Your objective = Every line below must be reproduced exactly. Copy them all.

A block of data:

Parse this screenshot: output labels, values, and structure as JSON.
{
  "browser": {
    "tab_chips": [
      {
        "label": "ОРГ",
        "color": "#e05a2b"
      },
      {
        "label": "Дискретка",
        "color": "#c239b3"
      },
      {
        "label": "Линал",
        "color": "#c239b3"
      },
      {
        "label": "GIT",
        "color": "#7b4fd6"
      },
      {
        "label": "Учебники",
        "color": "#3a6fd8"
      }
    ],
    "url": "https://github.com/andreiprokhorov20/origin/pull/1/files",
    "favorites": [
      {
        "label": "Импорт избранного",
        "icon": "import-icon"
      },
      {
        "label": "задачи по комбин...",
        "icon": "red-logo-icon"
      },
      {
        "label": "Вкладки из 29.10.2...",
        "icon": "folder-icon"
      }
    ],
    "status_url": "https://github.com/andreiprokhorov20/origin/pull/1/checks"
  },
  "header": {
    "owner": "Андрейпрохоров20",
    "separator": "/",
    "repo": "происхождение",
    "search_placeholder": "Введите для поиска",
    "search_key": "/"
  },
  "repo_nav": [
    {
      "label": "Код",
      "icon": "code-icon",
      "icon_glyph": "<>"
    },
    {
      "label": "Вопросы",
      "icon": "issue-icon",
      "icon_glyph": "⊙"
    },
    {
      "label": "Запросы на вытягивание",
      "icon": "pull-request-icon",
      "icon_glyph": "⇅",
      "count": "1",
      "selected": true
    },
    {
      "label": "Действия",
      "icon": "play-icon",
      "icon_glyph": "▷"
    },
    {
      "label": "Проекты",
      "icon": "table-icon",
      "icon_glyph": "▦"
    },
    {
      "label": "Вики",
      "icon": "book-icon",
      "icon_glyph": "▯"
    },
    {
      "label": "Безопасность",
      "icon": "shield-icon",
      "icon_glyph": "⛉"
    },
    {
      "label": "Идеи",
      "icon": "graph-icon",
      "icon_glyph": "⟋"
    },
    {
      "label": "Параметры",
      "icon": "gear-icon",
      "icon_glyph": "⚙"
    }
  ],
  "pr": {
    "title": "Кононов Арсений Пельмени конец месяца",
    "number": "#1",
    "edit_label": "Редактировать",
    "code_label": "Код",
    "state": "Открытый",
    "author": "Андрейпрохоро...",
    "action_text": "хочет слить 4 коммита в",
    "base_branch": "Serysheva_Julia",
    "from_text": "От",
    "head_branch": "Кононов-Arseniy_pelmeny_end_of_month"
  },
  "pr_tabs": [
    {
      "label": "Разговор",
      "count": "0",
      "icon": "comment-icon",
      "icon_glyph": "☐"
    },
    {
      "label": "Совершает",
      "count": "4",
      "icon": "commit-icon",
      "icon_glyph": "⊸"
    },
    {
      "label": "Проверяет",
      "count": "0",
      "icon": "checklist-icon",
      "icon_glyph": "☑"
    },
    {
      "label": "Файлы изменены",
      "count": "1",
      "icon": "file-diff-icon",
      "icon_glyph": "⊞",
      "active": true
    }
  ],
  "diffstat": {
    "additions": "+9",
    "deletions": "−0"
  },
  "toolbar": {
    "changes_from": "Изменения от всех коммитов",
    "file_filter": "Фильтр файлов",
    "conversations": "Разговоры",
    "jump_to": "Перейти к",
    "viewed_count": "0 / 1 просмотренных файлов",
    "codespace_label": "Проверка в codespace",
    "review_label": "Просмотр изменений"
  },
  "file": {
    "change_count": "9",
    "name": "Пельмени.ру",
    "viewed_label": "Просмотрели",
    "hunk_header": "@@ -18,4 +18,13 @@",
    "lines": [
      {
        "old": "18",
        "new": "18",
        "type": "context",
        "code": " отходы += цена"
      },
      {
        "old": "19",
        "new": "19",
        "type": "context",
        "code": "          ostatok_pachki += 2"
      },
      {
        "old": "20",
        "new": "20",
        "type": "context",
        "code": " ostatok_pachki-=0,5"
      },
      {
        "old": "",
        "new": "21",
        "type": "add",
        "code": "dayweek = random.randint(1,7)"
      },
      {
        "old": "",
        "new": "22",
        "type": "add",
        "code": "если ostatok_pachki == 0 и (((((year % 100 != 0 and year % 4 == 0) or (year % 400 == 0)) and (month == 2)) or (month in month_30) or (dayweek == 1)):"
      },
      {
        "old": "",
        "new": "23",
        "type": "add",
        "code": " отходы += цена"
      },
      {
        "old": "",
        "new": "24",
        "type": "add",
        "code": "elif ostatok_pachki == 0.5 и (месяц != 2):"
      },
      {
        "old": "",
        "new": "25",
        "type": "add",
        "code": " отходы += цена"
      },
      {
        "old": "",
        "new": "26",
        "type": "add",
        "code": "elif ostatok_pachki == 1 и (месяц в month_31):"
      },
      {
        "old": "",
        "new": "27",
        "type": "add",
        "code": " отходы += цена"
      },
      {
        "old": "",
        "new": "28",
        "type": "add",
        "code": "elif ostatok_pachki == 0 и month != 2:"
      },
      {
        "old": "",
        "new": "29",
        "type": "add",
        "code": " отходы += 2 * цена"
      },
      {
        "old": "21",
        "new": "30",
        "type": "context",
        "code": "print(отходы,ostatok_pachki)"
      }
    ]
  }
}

Result of the exercise =
Parse this screenshot: output labels, values, and structure as JSON.
{
  "browser": {
    "tab_chips": [
      {
        "label": "ОРГ",
        "color": "#e05a2b"
      },
      {
        "label": "Дискретка",
        "color": "#c239b3"
      },
      {
        "label": "Линал",
        "color": "#c239b3"
      },
      {
        "label": "GIT",
        "color": "#7b4fd6"
      },
      {
        "label": "Учебники",
        "color": "#3a6fd8"
      }
    ],
    "url": "https://github.com/andreiprokhorov20/origin/pull/1/files",
    "favorites": [
      {
        "label": "Импорт избранного",
        "icon": "import-icon"
      },
      {
        "label": "задачи по комбин...",
        "icon": "red-logo-icon"
      },
      {
        "label": "Вкладки из 29.10.2...",
        "icon": "folder-icon"
      }
    ],
    "status_url": "https://github.com/andreiprokhorov20/origin/pull/1/checks"
  },
  "header": {
    "owner": "Андрейпрохоров20",
    "separator": "/",
    "repo": "происхождение",
    "search_placeholder": "Введите для поиска",
    "search_key": "/"
  },
  "repo_nav": [
    {
      "label": "Код",
      "icon": "code-icon",
      "icon_glyph": "<>"
    },
    {
      "label": "Вопросы",
      "icon": "issue-icon",
      "icon_glyph": "⊙"
    },
    {
      "label": "Запросы на вытягивание",
      "icon": "pull-request-icon",
      "icon_glyph": "⇅",
      "count": "1",
      "selected": true
    },
    {
      "label": "Действия",
      "icon": "play-icon",
      "icon_glyph": "▷"
    },
    {
      "label": "Проекты",
      "icon": "table-icon",
      "icon_glyph": "▦"
    },
    {
      "label": "Вики",
      "icon": "book-icon",
      "icon_glyph": "▯"
    },
    {
      "label": "Безопасность",
      "icon": "shield-icon",
      "icon_glyph": "⛉"
    },
    {
      "label": "Идеи",
      "icon": "graph-icon",
      "icon_glyph": "⟋"
    },
    {
      "label": "Параметры",
      "icon": "gear-icon",
      "icon_glyph": "⚙"
    }
  ],
  "pr": {
    "title": "Кононов Арсений Пельмени конец месяца",
    "number": "#1",
    "edit_label": "Редактировать",
    "code_label": "Код",
    "state": "Открытый",
    "author": "Андрейпрохоро...",
    "action_text": "хочет слить 4 коммита в",
    "base_branch": "Serysheva_Julia",
    "from_text": "От",
    "head_branch": "Кононов-Arseniy_pelmeny_end_of_month"
  },
  "pr_tabs": [
    {
      "label": "Разговор",
      "count": "0",
      "icon": "comment-icon",
      "icon_glyph": "☐"
    },
    {
      "label": "Совершает",
      "count": "4",
      "icon": "commit-icon",
      "icon_glyph": "⊸"
    },
    {
      "label": "Проверяет",
      "count": "0",
      "icon": "checklist-icon",
      "icon_glyph": "☑"
    },
    {
      "label": "Файлы изменены",
      "count": "1",
      "icon": "file-diff-icon",
      "icon_glyph": "⊞",
      "active": true
    }
  ],
  "diffstat": {
    "additions": "+9",
    "deletions": "−0"
  },
  "toolbar": {
    "changes_from": "Изменения от всех коммитов",
    "file_filter": "Фильтр файлов",
    "conversations": "Разговоры",
    "jump_to": "Перейти к",
    "viewed_count": "0 / 1 просмотренных файлов",
    "codespace_label": "Проверка в codespace",
    "review_label": "Просмотр изменений"
  },
  "file": {
    "change_count": "9",
    "name": "Пельмени.ру",
    "viewed_label": "Просмотрели",
    "hunk_header": "@@ -18,4 +18,13 @@",
    "lines": [
      {
        "old": "18",
        "new": "18",
        "type": "context",
        "code": " отходы += цена"
      },
      {
        "old": "19",
        "new": "19",
        "type": "context",
        "code": "          ostatok_pachki += 2"
      },
      {
        "old": "20",
        "new": "20",
        "type": "context",
        "code": " ostatok_pachki-=0,5"
      },
      {
        "old": "",
        "new": "21",
        "type": "add",
        "code": "dayweek = random.randint(1,7)"
      },
      {
        "old": "",
        "new": "22",
        "type": "add",
        "code": "если ostatok_pachki == 0 и (((((year % 100 != 0 and year % 4 == 0) or (year % 400 == 0)) and (month == 2)) or (month in month_30) or (dayweek == 1)):"
      },
      {
        "old": "",
        "new": "23",
        "type": "add",
        "code": " отходы += цена"
      },
      {
        "old": "",
        "new": "24",
        "type": "add",
        "code": "elif ostatok_pachki == 0.5 и (месяц != 2):"
      },
      {
        "old": "",
        "new": "25",
        "type": "add",
        "code": " отходы += цена"
      },
      {
        "old": "",
        "new": "26",
        "type": "add",
        "code": "elif ostatok_pachki == 1 и (месяц в month_31):"
      },
      {
        "old": "",
        "new": "27",
        "type": "add",
        "code": " отходы += цена"
      },
      {
        "old": "",
        "new": "28",
        "type": "add",
        "code": "elif ostatok_pachki == 0 и month != 2:"
      },
      {
        "old": "",
        "new": "29",
        "type": "add",
        "code": " отходы += 2 * цена"
      },
      {
        "old": "21",
        "new": "30",
        "type": "context",
        "code": "print(отходы,ostatok_pachki)"
      }
    ]
  }
}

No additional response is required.